**Set problem:** Check each line of the data below for the word "государственной", then extract the ones that have it.

**Stored rows:**
Begin
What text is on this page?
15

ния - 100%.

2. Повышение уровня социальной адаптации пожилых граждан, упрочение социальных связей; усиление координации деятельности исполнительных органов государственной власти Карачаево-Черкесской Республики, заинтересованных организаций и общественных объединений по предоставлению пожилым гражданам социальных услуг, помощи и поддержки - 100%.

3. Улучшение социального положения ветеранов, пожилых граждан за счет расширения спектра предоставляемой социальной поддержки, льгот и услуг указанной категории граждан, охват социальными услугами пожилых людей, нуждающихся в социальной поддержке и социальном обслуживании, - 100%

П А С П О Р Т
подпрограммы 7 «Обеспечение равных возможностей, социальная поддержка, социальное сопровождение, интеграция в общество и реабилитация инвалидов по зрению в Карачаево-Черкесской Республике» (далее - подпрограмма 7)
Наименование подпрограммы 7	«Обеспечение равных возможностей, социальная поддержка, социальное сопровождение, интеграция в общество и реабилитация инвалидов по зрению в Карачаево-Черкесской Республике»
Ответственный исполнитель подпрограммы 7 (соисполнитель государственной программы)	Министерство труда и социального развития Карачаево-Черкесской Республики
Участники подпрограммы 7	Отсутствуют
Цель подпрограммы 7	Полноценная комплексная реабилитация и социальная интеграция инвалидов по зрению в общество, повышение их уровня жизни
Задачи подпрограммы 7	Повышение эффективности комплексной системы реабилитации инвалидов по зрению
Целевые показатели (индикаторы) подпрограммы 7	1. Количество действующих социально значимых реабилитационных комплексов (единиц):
End
**Solution:**
2. Повышение уровня социальной адаптации пожилых граждан, упрочение социальных связей; усиление координации деятельности исполнительных органов государственной власти Карачаево-Черкесской Республики, заинтересованных организаций и общественных объединений по предоставлению пожилым гражданам социальных услуг, помощи и поддержки - 100%.
Ответственный исполнитель подпрограммы 7 (соисполнитель государственной программы)	Министерство труда и социального развития Карачаево-Черкесской Республики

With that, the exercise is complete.